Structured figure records
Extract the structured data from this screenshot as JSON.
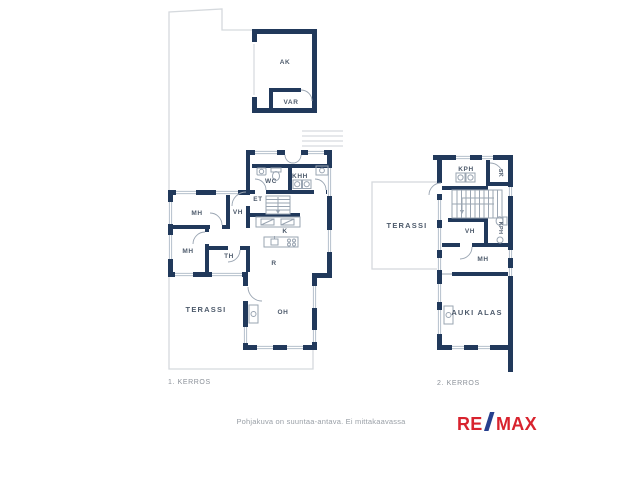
{
  "document_type": "floor-plan",
  "floor1": {
    "caption": "1. KERROS",
    "rooms": {
      "ak": "AK",
      "var": "VAR",
      "wc": "WC",
      "khh": "KHH",
      "et": "ET",
      "mh1": "MH",
      "vh": "VH",
      "mh2": "MH",
      "th": "TH",
      "k": "K",
      "r": "R",
      "terassi": "TERASSI",
      "oh": "OH"
    }
  },
  "floor2": {
    "caption": "2. KERROS",
    "rooms": {
      "terassi": "TERASSI",
      "kph1": "KPH",
      "sk": "SK",
      "vh": "VH",
      "kph2": "KPH",
      "mh": "MH",
      "auki_alas": "AUKI ALAS"
    }
  },
  "footer": {
    "disclaimer": "Pohjakuva on suuntaa-antava. Ei mittakaavassa"
  },
  "logo": {
    "part1": "RE",
    "slash": "/",
    "part2": "MAX"
  },
  "colors": {
    "wall": "#21395b",
    "window_line": "#b5c0cc",
    "site_outline": "#d5d9dd",
    "room_label": "#4d5a6b",
    "caption_text": "#8b9199",
    "logo_red": "#d8232e",
    "logo_blue": "#263f8e"
  }
}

◆ **STATED PROBLEM**
Write out all the entries again, word for word, and print no images.

◆ **WRITTEN REPLY**
Extract the structured data from this screenshot as JSON.
{
  "document_type": "floor-plan",
  "floor1": {
    "caption": "1. KERROS",
    "rooms": {
      "ak": "AK",
      "var": "VAR",
      "wc": "WC",
      "khh": "KHH",
      "et": "ET",
      "mh1": "MH",
      "vh": "VH",
      "mh2": "MH",
      "th": "TH",
      "k": "K",
      "r": "R",
      "terassi": "TERASSI",
      "oh": "OH"
    }
  },
  "floor2": {
    "caption": "2. KERROS",
    "rooms": {
      "terassi": "TERASSI",
      "kph1": "KPH",
      "sk": "SK",
      "vh": "VH",
      "kph2": "KPH",
      "mh": "MH",
      "auki_alas": "AUKI ALAS"
    }
  },
  "footer": {
    "disclaimer": "Pohjakuva on suuntaa-antava. Ei mittakaavassa"
  },
  "logo": {
    "part1": "RE",
    "slash": "/",
    "part2": "MAX"
  },
  "colors": {
    "wall": "#21395b",
    "window_line": "#b5c0cc",
    "site_outline": "#d5d9dd",
    "room_label": "#4d5a6b",
    "caption_text": "#8b9199",
    "logo_red": "#d8232e",
    "logo_blue": "#263f8e"
  }
}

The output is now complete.